◆ **SHORT EXERCISE**
State how many lines include "label", giving the number by itself.

[Start RECORDS SUPPLIED]

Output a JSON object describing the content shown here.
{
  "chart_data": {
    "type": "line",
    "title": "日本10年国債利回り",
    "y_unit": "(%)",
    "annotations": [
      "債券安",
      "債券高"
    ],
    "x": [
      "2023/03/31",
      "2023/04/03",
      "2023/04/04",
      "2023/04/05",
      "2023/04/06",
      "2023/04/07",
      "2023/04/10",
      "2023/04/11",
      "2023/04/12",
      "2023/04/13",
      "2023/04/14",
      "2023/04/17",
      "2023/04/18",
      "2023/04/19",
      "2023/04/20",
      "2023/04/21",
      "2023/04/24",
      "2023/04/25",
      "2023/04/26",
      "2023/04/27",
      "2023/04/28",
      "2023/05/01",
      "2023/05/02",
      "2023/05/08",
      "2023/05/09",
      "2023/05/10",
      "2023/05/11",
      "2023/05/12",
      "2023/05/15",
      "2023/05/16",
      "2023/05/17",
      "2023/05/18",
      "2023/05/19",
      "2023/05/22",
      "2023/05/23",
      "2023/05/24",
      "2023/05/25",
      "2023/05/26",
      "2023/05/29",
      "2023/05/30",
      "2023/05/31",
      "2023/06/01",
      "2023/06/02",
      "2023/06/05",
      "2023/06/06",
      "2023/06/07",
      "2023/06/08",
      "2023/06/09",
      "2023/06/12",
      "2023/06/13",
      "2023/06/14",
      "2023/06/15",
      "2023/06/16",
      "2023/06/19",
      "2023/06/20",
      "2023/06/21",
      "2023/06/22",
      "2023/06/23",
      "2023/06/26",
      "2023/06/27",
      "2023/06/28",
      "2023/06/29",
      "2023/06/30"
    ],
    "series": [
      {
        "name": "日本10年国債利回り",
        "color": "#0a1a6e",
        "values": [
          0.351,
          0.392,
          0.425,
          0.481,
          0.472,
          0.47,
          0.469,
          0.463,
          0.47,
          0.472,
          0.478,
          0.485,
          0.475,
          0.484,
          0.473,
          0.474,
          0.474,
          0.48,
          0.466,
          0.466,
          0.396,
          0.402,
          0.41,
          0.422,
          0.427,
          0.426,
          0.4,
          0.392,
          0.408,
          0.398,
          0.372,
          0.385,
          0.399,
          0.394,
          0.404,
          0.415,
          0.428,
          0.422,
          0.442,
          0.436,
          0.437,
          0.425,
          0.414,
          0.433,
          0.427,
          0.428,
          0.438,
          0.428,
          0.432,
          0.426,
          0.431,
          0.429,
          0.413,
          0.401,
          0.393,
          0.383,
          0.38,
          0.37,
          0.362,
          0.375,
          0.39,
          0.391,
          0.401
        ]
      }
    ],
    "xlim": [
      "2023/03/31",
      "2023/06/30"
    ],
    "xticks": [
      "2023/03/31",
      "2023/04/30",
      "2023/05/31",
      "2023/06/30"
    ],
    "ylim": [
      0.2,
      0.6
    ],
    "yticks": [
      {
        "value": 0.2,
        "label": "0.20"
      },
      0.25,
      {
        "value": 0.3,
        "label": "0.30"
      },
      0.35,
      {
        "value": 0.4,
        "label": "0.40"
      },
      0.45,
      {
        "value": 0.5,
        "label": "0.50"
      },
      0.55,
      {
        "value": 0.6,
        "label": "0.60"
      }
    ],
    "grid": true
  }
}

[End RECORDS SUPPLIED]

◆ **TASK OUTPUT**
5